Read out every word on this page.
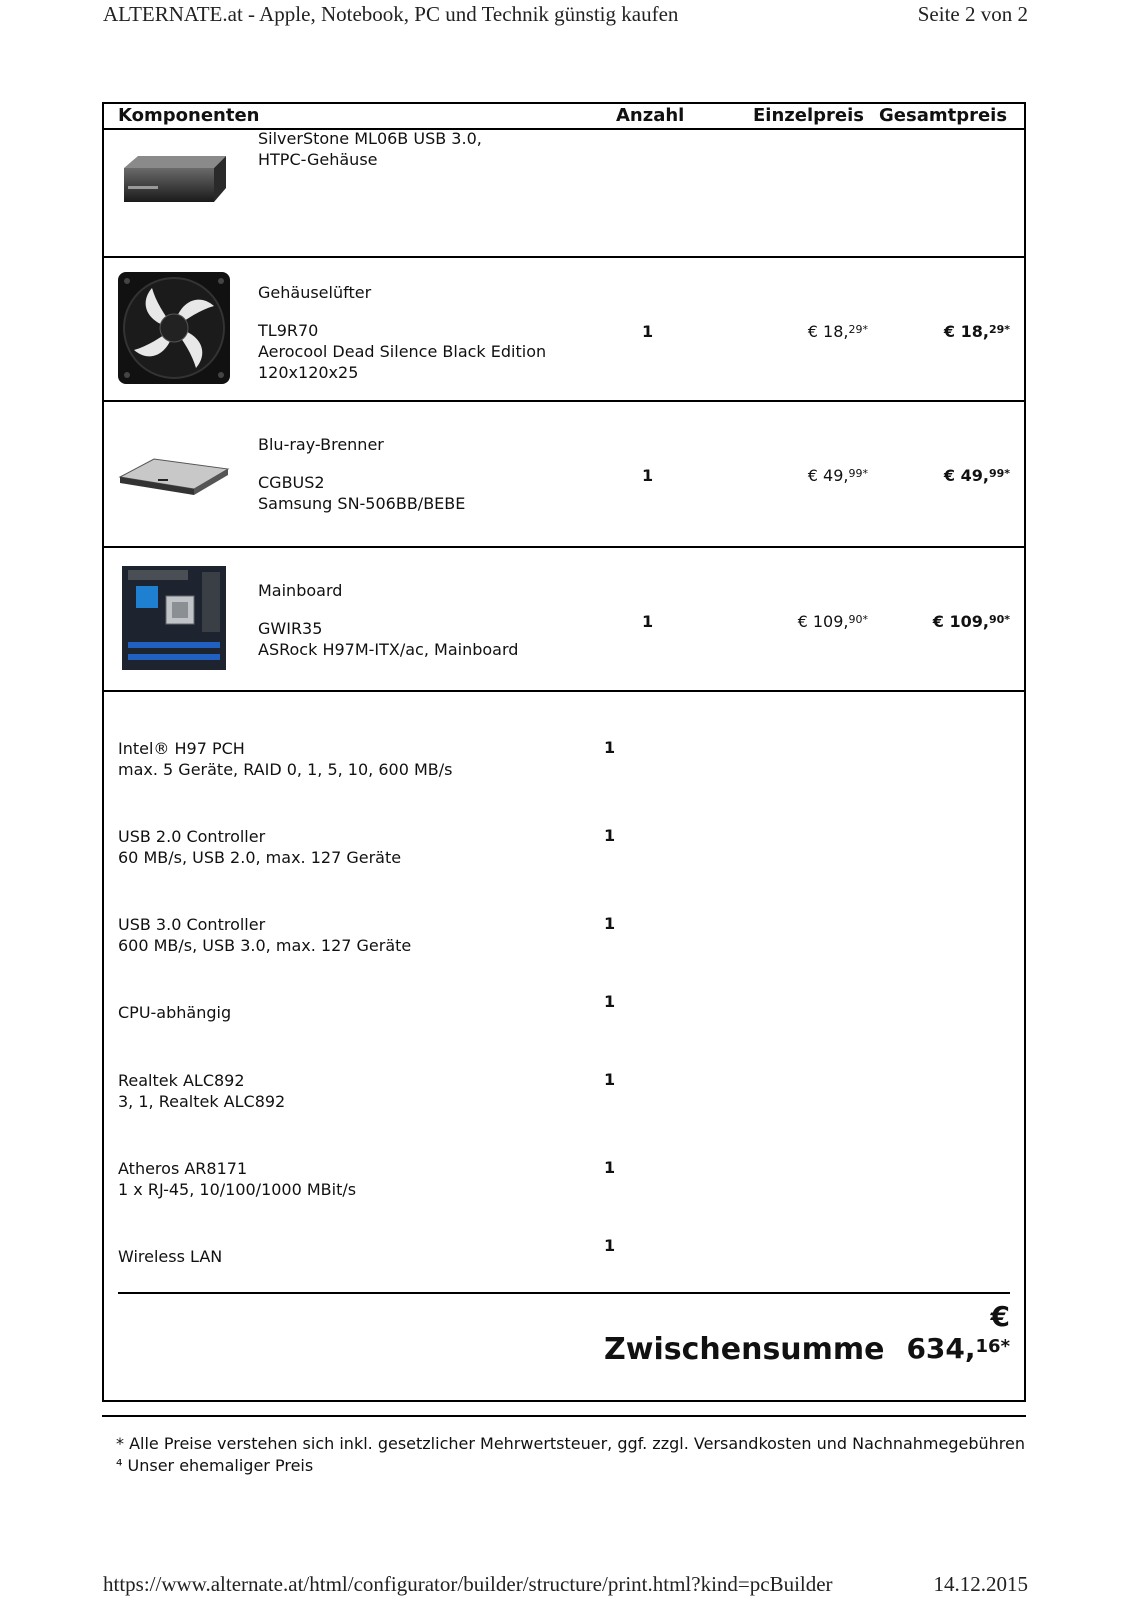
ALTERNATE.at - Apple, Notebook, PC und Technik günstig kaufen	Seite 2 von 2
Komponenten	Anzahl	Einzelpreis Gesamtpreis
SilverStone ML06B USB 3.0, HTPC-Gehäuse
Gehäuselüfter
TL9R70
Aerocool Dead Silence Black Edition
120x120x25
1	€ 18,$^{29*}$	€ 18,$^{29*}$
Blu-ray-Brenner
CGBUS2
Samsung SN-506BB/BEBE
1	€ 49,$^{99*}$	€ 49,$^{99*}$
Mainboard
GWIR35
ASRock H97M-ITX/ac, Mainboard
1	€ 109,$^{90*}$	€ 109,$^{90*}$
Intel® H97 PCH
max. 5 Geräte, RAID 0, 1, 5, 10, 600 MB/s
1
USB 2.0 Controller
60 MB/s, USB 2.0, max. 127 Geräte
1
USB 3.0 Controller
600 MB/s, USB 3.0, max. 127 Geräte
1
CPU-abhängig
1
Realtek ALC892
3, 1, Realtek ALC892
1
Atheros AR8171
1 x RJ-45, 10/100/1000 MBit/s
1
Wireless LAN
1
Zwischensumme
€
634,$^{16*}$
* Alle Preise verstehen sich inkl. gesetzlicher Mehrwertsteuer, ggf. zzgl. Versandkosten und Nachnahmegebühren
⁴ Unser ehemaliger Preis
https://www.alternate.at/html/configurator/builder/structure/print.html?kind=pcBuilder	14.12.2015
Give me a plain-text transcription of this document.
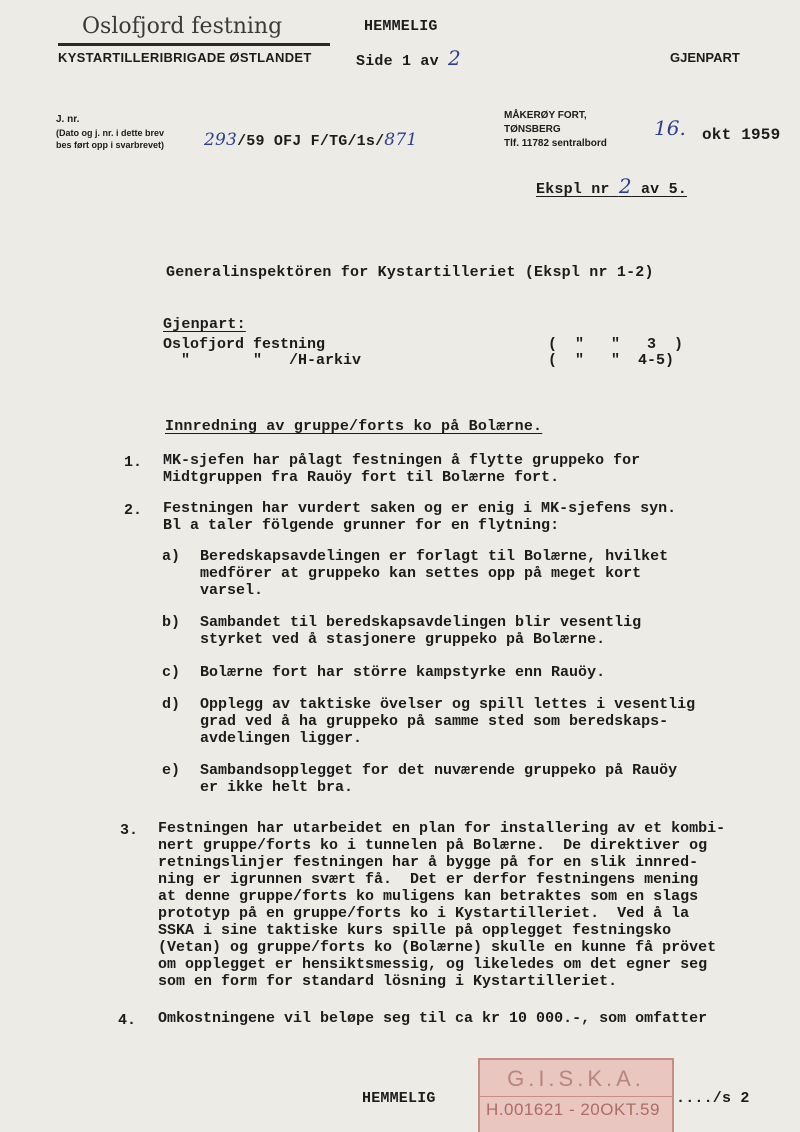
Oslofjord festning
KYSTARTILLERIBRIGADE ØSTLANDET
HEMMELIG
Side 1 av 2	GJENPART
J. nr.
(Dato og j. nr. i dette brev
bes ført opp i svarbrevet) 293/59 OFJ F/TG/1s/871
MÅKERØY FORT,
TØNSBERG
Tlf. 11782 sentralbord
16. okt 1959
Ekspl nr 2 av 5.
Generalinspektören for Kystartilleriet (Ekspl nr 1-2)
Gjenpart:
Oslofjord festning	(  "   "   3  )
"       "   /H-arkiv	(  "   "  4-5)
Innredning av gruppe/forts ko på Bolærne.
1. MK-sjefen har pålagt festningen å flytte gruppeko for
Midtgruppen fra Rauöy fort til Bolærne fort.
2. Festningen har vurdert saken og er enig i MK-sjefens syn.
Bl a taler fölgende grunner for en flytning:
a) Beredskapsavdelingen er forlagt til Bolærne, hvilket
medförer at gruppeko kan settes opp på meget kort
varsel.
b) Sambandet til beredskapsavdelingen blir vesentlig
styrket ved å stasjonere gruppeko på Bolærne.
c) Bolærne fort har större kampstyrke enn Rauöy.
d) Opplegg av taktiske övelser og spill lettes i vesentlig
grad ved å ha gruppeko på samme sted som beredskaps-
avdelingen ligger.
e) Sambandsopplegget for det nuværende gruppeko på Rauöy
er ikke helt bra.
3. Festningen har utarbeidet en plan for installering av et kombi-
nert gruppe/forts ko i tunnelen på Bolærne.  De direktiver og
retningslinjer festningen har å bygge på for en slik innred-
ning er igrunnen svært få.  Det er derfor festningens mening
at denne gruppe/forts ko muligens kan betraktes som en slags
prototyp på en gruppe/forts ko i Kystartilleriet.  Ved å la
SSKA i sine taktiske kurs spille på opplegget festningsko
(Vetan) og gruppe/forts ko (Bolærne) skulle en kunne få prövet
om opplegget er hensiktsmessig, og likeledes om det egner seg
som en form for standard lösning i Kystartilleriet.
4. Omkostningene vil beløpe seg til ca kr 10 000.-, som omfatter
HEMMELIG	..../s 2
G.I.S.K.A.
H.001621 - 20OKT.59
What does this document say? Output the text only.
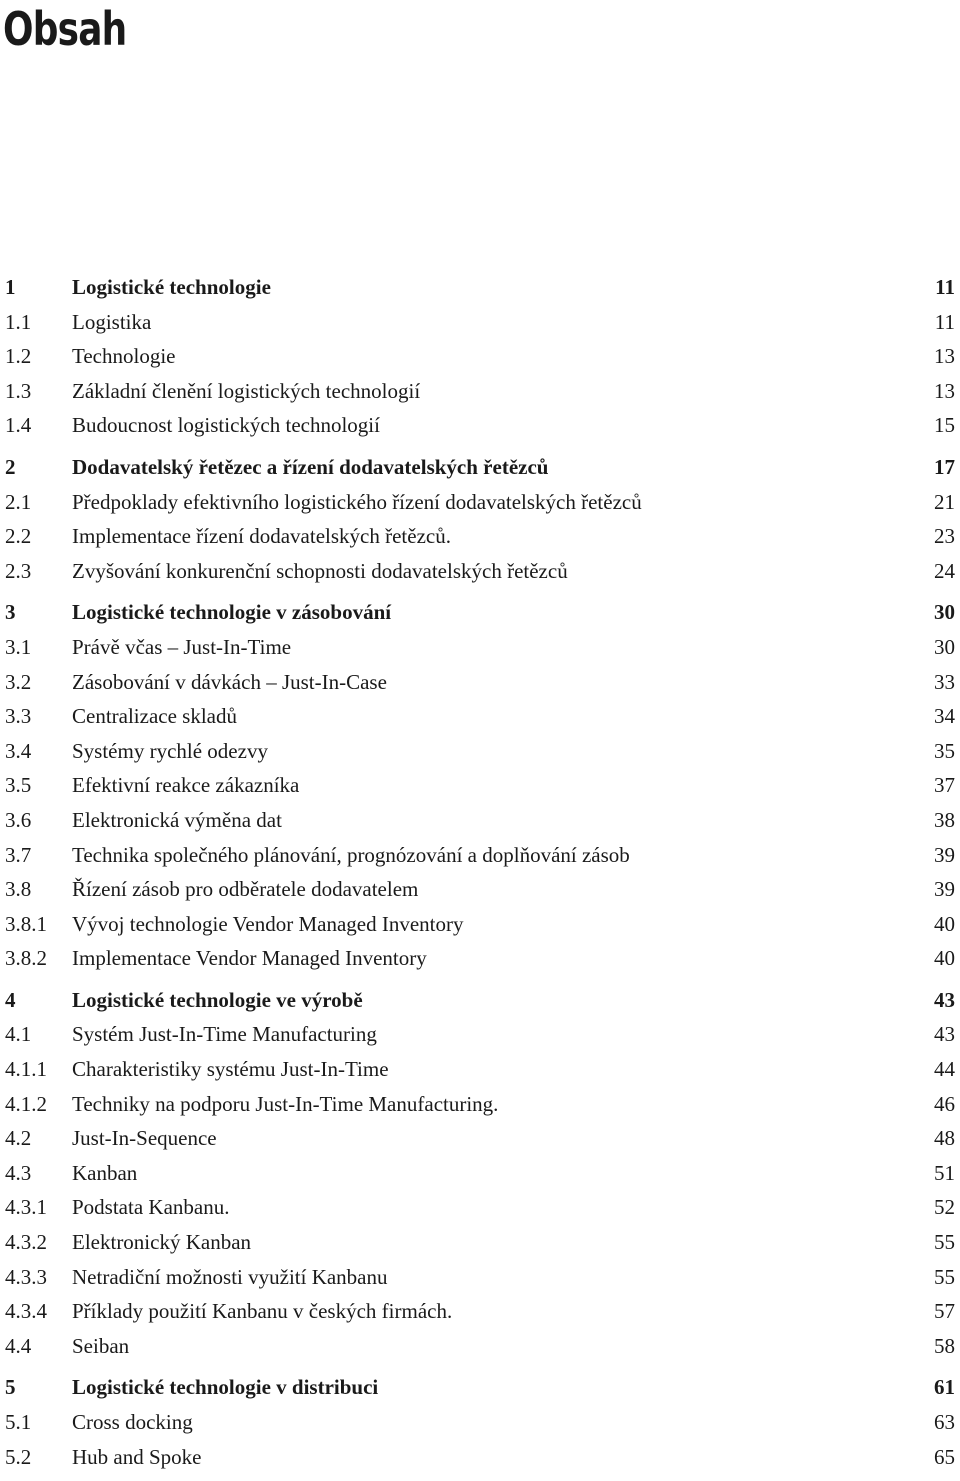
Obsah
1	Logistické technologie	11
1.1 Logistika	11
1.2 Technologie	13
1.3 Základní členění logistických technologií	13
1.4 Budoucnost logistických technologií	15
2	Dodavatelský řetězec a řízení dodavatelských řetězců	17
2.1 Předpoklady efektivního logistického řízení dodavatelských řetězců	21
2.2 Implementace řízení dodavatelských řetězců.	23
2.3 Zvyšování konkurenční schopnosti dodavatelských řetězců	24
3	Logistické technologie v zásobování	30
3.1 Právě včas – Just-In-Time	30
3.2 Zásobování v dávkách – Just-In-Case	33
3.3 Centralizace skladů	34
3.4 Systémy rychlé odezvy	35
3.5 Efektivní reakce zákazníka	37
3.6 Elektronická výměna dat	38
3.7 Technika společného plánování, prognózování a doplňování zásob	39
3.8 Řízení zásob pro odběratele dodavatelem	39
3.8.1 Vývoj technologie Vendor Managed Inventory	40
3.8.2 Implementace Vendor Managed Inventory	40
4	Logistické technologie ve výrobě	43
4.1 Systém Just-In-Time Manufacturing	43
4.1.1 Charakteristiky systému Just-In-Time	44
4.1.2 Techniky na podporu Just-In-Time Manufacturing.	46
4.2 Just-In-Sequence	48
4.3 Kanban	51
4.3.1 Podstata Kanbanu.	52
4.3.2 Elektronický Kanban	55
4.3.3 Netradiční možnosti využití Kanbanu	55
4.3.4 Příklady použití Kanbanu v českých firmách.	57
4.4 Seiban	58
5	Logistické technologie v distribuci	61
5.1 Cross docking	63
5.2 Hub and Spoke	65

What is asked ::
Reproduce the full listing above verbatim, with no pictures included.

The output ::
Read out every word on this page.
ALTERNATE.at - Apple, Notebook, PC und Technik günstig kaufen	Seite 2 von 2
Komponenten	Anzahl	Einzelpreis Gesamtpreis
SilverStone ML06B USB 3.0, HTPC-Gehäuse
Gehäuselüfter
TL9R70
Aerocool Dead Silence Black Edition
120x120x25
1	€ 18,$^{29*}$	€ 18,$^{29*}$
Blu-ray-Brenner
CGBUS2
Samsung SN-506BB/BEBE
1	€ 49,$^{99*}$	€ 49,$^{99*}$
Mainboard
GWIR35
ASRock H97M-ITX/ac, Mainboard
1	€ 109,$^{90*}$	€ 109,$^{90*}$
Intel® H97 PCH
max. 5 Geräte, RAID 0, 1, 5, 10, 600 MB/s
1
USB 2.0 Controller
60 MB/s, USB 2.0, max. 127 Geräte
1
USB 3.0 Controller
600 MB/s, USB 3.0, max. 127 Geräte
1
CPU-abhängig
1
Realtek ALC892
3, 1, Realtek ALC892
1
Atheros AR8171
1 x RJ-45, 10/100/1000 MBit/s
1
Wireless LAN
1
Zwischensumme
€
634,$^{16*}$
* Alle Preise verstehen sich inkl. gesetzlicher Mehrwertsteuer, ggf. zzgl. Versandkosten und Nachnahmegebühren
⁴ Unser ehemaliger Preis
https://www.alternate.at/html/configurator/builder/structure/print.html?kind=pcBuilder	14.12.2015
Give me a plain-text transcription of this document.
Oslofjord festning
KYSTARTILLERIBRIGADE ØSTLANDET
HEMMELIG
Side 1 av 2	GJENPART
J. nr.
(Dato og j. nr. i dette brev
bes ført opp i svarbrevet) 293/59 OFJ F/TG/1s/871
MÅKERØY FORT,
TØNSBERG
Tlf. 11782 sentralbord
16. okt 1959
Ekspl nr 2 av 5.
Generalinspektören for Kystartilleriet (Ekspl nr 1-2)
Gjenpart:
Oslofjord festning	(  "   "   3  )
"       "   /H-arkiv	(  "   "  4-5)
Innredning av gruppe/forts ko på Bolærne.
1. MK-sjefen har pålagt festningen å flytte gruppeko for
Midtgruppen fra Rauöy fort til Bolærne fort.
2. Festningen har vurdert saken og er enig i MK-sjefens syn.
Bl a taler fölgende grunner for en flytning:
a) Beredskapsavdelingen er forlagt til Bolærne, hvilket
medförer at gruppeko kan settes opp på meget kort
varsel.
b) Sambandet til beredskapsavdelingen blir vesentlig
styrket ved å stasjonere gruppeko på Bolærne.
c) Bolærne fort har större kampstyrke enn Rauöy.
d) Opplegg av taktiske övelser og spill lettes i vesentlig
grad ved å ha gruppeko på samme sted som beredskaps-
avdelingen ligger.
e) Sambandsopplegget for det nuværende gruppeko på Rauöy
er ikke helt bra.
3. Festningen har utarbeidet en plan for installering av et kombi-
nert gruppe/forts ko i tunnelen på Bolærne.  De direktiver og
retningslinjer festningen har å bygge på for en slik innred-
ning er igrunnen svært få.  Det er derfor festningens mening
at denne gruppe/forts ko muligens kan betraktes som en slags
prototyp på en gruppe/forts ko i Kystartilleriet.  Ved å la
SSKA i sine taktiske kurs spille på opplegget festningsko
(Vetan) og gruppe/forts ko (Bolærne) skulle en kunne få prövet
om opplegget er hensiktsmessig, og likeledes om det egner seg
som en form for standard lösning i Kystartilleriet.
4. Omkostningene vil beløpe seg til ca kr 10 000.-, som omfatter
HEMMELIG	..../s 2
G.I.S.K.A.
H.001621 - 20OKT.59
What does this document say? Output the text only.
Obsah
1	Logistické technologie	11
1.1 Logistika	11
1.2 Technologie	13
1.3 Základní členění logistických technologií	13
1.4 Budoucnost logistických technologií	15
2	Dodavatelský řetězec a řízení dodavatelských řetězců	17
2.1 Předpoklady efektivního logistického řízení dodavatelských řetězců	21
2.2 Implementace řízení dodavatelských řetězců.	23
2.3 Zvyšování konkurenční schopnosti dodavatelských řetězců	24
3	Logistické technologie v zásobování	30
3.1 Právě včas – Just-In-Time	30
3.2 Zásobování v dávkách – Just-In-Case	33
3.3 Centralizace skladů	34
3.4 Systémy rychlé odezvy	35
3.5 Efektivní reakce zákazníka	37
3.6 Elektronická výměna dat	38
3.7 Technika společného plánování, prognózování a doplňování zásob	39
3.8 Řízení zásob pro odběratele dodavatelem	39
3.8.1 Vývoj technologie Vendor Managed Inventory	40
3.8.2 Implementace Vendor Managed Inventory	40
4	Logistické technologie ve výrobě	43
4.1 Systém Just-In-Time Manufacturing	43
4.1.1 Charakteristiky systému Just-In-Time	44
4.1.2 Techniky na podporu Just-In-Time Manufacturing.	46
4.2 Just-In-Sequence	48
4.3 Kanban	51
4.3.1 Podstata Kanbanu.	52
4.3.2 Elektronický Kanban	55
4.3.3 Netradiční možnosti využití Kanbanu	55
4.3.4 Příklady použití Kanbanu v českých firmách.	57
4.4 Seiban	58
5	Logistické technologie v distribuci	61
5.1 Cross docking	63
5.2 Hub and Spoke	65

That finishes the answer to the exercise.